*Objective*
Collect all the lines that mention the word "Irrigated".
Start of Information provided
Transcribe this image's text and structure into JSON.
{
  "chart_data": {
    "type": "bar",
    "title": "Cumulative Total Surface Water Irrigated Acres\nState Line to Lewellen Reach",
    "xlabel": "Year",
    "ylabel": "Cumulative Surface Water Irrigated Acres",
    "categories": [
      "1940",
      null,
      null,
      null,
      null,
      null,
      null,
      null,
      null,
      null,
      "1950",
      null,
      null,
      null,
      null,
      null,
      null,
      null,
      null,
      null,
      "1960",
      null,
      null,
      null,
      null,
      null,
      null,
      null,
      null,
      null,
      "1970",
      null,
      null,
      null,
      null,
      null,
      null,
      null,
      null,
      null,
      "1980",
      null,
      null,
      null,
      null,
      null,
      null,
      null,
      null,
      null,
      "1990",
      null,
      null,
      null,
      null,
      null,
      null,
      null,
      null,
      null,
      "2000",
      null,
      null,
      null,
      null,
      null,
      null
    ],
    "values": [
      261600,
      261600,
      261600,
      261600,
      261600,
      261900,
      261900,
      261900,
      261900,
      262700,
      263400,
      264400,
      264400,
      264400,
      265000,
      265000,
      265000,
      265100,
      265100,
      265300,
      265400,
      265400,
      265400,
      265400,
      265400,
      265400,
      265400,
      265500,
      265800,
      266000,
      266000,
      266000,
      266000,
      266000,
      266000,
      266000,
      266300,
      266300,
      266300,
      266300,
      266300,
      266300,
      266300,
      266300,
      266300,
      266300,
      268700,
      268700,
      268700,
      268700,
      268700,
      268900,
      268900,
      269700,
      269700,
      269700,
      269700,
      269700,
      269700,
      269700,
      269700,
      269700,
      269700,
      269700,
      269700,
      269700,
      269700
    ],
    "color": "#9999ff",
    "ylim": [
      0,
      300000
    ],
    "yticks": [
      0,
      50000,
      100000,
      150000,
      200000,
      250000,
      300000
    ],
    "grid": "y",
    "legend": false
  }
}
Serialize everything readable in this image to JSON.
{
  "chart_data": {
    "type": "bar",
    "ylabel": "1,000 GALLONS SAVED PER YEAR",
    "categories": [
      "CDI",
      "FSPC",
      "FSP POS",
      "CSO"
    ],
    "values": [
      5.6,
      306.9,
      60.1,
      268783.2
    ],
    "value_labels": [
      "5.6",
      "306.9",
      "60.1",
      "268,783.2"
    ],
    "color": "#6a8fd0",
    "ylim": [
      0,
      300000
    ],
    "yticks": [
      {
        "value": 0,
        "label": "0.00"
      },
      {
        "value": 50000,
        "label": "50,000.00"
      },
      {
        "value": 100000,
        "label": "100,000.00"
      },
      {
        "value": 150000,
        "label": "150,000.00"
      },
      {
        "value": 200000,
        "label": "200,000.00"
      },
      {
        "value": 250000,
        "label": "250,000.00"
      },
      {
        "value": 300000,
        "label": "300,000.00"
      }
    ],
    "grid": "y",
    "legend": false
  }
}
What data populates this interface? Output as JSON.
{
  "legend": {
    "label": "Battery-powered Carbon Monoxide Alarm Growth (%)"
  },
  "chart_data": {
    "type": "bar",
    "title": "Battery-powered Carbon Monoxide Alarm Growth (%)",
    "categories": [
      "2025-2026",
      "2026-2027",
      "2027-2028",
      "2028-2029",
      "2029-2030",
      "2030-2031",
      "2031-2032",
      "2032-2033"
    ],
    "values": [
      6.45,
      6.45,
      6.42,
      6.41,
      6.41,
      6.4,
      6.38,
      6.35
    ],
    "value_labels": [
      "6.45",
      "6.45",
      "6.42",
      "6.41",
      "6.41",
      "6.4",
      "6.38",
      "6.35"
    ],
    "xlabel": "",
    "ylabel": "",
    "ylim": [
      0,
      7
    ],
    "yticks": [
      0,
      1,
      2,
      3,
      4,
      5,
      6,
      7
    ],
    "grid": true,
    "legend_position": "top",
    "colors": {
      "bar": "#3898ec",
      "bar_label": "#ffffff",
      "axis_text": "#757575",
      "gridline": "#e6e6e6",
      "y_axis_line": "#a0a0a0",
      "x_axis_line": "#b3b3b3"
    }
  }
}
End of Information provided
*Task output*
    "title": "Cumulative Total Surface Water Irrigated Acres\nState Line to Lewellen Reach",
    "ylabel": "Cumulative Surface Water Irrigated Acres",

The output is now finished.